Exercise:
Output the lines that follow exactly as they are.
-- Provided records start --
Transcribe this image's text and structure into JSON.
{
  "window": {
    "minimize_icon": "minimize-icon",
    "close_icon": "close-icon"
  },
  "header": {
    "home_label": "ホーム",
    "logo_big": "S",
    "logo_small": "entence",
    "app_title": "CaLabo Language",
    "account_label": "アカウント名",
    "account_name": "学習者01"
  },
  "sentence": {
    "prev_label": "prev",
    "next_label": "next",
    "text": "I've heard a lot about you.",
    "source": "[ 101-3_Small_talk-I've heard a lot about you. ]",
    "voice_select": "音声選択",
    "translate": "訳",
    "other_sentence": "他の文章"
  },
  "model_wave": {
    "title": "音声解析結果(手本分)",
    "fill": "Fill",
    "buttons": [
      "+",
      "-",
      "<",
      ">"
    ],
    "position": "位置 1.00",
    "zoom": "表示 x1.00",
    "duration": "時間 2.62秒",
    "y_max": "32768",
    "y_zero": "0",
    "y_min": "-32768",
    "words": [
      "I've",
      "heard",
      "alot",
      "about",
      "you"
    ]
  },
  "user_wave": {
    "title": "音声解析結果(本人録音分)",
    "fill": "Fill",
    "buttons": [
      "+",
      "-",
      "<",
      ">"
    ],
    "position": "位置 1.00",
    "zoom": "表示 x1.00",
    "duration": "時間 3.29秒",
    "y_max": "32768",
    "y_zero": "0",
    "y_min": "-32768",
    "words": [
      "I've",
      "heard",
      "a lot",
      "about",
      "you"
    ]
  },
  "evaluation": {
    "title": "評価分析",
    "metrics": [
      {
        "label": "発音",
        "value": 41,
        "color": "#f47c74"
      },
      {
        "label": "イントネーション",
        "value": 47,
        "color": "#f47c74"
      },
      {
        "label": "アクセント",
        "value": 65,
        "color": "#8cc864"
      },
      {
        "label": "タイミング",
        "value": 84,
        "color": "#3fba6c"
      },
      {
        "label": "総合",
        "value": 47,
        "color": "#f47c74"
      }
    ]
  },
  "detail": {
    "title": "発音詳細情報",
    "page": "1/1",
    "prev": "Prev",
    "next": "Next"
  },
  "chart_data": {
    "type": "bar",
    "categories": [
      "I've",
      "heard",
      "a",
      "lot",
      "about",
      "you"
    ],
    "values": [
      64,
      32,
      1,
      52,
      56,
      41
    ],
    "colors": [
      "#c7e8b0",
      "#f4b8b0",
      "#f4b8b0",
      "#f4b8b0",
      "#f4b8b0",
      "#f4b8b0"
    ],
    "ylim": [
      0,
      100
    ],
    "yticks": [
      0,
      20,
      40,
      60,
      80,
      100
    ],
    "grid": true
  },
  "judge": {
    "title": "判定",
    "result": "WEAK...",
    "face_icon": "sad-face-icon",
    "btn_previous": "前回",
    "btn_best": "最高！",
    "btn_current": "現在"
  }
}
-- Provided records end --
Full answer:
Transcribe this image's text and structure into JSON.
{
  "window": {
    "minimize_icon": "minimize-icon",
    "close_icon": "close-icon"
  },
  "header": {
    "home_label": "ホーム",
    "logo_big": "S",
    "logo_small": "entence",
    "app_title": "CaLabo Language",
    "account_label": "アカウント名",
    "account_name": "学習者01"
  },
  "sentence": {
    "prev_label": "prev",
    "next_label": "next",
    "text": "I've heard a lot about you.",
    "source": "[ 101-3_Small_talk-I've heard a lot about you. ]",
    "voice_select": "音声選択",
    "translate": "訳",
    "other_sentence": "他の文章"
  },
  "model_wave": {
    "title": "音声解析結果(手本分)",
    "fill": "Fill",
    "buttons": [
      "+",
      "-",
      "<",
      ">"
    ],
    "position": "位置 1.00",
    "zoom": "表示 x1.00",
    "duration": "時間 2.62秒",
    "y_max": "32768",
    "y_zero": "0",
    "y_min": "-32768",
    "words": [
      "I've",
      "heard",
      "alot",
      "about",
      "you"
    ]
  },
  "user_wave": {
    "title": "音声解析結果(本人録音分)",
    "fill": "Fill",
    "buttons": [
      "+",
      "-",
      "<",
      ">"
    ],
    "position": "位置 1.00",
    "zoom": "表示 x1.00",
    "duration": "時間 3.29秒",
    "y_max": "32768",
    "y_zero": "0",
    "y_min": "-32768",
    "words": [
      "I've",
      "heard",
      "a lot",
      "about",
      "you"
    ]
  },
  "evaluation": {
    "title": "評価分析",
    "metrics": [
      {
        "label": "発音",
        "value": 41,
        "color": "#f47c74"
      },
      {
        "label": "イントネーション",
        "value": 47,
        "color": "#f47c74"
      },
      {
        "label": "アクセント",
        "value": 65,
        "color": "#8cc864"
      },
      {
        "label": "タイミング",
        "value": 84,
        "color": "#3fba6c"
      },
      {
        "label": "総合",
        "value": 47,
        "color": "#f47c74"
      }
    ]
  },
  "detail": {
    "title": "発音詳細情報",
    "page": "1/1",
    "prev": "Prev",
    "next": "Next"
  },
  "chart_data": {
    "type": "bar",
    "categories": [
      "I've",
      "heard",
      "a",
      "lot",
      "about",
      "you"
    ],
    "values": [
      64,
      32,
      1,
      52,
      56,
      41
    ],
    "colors": [
      "#c7e8b0",
      "#f4b8b0",
      "#f4b8b0",
      "#f4b8b0",
      "#f4b8b0",
      "#f4b8b0"
    ],
    "ylim": [
      0,
      100
    ],
    "yticks": [
      0,
      20,
      40,
      60,
      80,
      100
    ],
    "grid": true
  },
  "judge": {
    "title": "判定",
    "result": "WEAK...",
    "face_icon": "sad-face-icon",
    "btn_previous": "前回",
    "btn_best": "最高！",
    "btn_current": "現在"
  }
}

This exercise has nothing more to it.